▸ **Collected data**
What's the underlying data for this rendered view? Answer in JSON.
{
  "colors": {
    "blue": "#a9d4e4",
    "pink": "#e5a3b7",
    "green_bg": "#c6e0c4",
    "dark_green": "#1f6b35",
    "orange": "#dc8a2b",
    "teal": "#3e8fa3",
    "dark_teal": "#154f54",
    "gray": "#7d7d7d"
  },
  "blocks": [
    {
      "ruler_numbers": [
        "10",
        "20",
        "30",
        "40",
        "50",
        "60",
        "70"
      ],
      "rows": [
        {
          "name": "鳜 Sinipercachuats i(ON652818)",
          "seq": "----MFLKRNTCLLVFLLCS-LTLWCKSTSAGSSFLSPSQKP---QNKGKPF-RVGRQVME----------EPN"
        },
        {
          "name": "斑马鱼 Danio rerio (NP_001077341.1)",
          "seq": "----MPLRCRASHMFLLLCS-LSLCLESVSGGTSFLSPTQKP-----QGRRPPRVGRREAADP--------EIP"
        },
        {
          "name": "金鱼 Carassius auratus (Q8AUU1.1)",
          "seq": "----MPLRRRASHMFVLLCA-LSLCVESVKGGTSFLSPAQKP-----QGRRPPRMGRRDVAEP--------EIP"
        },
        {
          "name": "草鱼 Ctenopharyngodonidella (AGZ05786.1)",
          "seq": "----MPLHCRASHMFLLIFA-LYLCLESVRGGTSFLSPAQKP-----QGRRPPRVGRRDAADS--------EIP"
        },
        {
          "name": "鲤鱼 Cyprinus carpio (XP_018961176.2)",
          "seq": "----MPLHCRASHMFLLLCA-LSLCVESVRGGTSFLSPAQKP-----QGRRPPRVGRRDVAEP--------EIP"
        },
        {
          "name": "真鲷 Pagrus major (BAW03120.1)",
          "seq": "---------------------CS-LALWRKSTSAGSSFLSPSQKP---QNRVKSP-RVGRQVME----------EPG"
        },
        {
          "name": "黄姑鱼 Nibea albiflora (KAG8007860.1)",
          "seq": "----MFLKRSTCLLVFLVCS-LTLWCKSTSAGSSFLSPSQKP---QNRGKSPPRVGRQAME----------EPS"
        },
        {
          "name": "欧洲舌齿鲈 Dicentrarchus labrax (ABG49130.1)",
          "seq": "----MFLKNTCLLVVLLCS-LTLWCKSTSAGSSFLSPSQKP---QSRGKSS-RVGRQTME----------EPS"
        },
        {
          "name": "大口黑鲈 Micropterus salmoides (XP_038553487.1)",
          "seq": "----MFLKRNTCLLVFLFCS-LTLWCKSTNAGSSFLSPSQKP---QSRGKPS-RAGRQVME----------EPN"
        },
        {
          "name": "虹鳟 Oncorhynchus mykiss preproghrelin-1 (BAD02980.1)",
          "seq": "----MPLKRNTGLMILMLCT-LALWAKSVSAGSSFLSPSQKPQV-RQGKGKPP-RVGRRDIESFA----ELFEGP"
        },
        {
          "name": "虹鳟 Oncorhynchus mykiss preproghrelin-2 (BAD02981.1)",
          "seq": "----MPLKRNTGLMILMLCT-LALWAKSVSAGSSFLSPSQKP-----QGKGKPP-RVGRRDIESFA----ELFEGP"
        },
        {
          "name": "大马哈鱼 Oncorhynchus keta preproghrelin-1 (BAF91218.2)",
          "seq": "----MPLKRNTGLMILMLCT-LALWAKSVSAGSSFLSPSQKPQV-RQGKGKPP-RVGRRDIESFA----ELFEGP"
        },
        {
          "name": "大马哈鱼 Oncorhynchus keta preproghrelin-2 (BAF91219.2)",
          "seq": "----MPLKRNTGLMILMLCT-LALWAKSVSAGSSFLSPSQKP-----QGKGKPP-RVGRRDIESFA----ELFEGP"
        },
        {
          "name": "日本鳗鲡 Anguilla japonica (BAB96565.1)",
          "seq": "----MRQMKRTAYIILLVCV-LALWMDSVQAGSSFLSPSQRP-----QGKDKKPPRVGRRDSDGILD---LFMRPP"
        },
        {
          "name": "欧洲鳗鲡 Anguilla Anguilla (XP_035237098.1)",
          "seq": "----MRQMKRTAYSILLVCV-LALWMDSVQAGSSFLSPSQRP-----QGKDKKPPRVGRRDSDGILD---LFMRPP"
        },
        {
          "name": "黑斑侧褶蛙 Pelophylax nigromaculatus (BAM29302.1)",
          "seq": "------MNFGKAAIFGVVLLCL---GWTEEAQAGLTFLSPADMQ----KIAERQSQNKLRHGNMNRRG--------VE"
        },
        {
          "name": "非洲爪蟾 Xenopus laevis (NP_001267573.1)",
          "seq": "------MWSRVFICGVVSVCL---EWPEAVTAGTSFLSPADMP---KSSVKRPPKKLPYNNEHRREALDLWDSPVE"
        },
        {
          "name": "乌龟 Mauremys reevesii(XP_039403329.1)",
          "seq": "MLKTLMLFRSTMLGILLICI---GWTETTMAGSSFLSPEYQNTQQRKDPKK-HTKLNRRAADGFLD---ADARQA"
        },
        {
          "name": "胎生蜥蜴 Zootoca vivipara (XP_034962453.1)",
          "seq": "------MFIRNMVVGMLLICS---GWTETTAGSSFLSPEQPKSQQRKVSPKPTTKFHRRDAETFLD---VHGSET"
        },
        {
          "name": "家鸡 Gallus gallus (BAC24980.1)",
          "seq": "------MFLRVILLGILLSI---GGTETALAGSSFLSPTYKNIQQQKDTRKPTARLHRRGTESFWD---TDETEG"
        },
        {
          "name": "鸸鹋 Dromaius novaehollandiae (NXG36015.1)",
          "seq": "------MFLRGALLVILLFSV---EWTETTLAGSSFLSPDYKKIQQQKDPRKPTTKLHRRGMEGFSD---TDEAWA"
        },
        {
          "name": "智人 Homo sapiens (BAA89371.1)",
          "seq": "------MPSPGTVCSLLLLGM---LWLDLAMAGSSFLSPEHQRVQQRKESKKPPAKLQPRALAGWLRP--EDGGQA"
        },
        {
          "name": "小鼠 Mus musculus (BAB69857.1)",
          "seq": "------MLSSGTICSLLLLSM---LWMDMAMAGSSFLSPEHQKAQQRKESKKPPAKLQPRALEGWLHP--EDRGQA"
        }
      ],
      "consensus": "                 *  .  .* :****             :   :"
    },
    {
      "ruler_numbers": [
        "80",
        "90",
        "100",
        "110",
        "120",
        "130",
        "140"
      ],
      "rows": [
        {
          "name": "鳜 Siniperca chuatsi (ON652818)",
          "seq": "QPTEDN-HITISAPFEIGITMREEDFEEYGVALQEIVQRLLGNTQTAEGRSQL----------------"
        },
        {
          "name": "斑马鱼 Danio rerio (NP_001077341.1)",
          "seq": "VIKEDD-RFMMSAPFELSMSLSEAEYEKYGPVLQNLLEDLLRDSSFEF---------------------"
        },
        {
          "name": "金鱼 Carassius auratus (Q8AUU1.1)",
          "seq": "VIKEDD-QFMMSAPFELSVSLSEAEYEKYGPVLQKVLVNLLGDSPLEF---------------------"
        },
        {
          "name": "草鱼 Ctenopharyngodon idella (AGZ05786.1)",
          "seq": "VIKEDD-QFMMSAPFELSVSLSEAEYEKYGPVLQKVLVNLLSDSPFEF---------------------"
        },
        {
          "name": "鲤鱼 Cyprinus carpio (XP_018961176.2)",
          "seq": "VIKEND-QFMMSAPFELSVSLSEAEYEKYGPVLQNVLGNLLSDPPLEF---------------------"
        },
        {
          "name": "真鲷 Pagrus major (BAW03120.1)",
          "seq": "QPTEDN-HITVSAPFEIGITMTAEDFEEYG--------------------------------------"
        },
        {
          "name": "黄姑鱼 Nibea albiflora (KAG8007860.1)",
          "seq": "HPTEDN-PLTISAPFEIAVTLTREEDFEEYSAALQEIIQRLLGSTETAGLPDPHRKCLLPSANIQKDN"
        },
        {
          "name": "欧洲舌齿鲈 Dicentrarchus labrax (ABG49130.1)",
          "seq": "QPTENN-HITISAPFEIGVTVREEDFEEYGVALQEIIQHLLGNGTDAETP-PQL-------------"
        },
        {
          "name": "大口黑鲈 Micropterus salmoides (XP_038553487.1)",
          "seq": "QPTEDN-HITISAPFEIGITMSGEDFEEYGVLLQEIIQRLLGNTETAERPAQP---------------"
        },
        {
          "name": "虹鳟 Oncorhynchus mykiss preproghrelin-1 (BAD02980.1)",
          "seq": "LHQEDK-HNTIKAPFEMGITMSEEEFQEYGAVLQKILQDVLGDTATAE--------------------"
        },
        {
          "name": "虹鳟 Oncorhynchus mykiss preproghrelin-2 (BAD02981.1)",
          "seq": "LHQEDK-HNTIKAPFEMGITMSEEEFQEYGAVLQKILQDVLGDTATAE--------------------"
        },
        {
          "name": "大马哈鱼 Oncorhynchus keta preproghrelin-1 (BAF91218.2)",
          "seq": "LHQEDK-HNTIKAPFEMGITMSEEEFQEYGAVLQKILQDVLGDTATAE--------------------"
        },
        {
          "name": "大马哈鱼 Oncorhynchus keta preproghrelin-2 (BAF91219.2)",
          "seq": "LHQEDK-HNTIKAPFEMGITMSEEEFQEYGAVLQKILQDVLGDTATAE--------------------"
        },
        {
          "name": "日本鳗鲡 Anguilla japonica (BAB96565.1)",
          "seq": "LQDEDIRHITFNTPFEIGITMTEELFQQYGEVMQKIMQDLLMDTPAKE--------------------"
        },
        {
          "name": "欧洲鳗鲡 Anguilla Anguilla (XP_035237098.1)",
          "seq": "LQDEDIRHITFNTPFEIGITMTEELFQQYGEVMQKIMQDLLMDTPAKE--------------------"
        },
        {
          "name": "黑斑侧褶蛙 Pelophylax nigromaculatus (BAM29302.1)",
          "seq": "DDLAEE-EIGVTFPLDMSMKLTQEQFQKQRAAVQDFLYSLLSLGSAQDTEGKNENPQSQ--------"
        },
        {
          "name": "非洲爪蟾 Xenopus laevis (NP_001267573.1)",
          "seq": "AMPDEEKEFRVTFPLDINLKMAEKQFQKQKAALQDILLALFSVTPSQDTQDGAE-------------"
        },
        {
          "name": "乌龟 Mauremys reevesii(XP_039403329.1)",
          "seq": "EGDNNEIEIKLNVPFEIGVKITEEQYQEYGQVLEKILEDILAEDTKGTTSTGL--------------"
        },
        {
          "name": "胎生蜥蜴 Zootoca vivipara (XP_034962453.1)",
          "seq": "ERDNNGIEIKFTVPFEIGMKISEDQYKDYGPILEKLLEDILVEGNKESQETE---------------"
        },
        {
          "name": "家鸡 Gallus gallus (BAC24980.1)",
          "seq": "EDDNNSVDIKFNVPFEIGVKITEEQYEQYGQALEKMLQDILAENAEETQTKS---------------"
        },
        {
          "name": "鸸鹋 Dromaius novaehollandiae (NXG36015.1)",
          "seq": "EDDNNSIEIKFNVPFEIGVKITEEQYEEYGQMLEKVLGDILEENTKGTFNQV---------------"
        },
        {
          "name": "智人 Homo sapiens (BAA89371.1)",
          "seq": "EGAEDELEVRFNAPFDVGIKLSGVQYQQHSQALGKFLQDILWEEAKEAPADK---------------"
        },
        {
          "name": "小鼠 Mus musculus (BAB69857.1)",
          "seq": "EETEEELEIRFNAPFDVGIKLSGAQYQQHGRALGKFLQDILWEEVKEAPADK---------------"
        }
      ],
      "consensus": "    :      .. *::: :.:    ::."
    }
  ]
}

▸ **WHAT IS ASKED**
Report all lines of the material that contain the word "RVGRQVME".

▸ **ANSWER IN FULL**
          "seq": "----MFLKRNTCLLVFLLCS-LTLWCKSTSAGSSFLSPSQKP---QNKGKPF-RVGRQVME----------EPN"
          "seq": "---------------------CS-LALWRKSTSAGSSFLSPSQKP---QNRVKSP-RVGRQVME----------EPG"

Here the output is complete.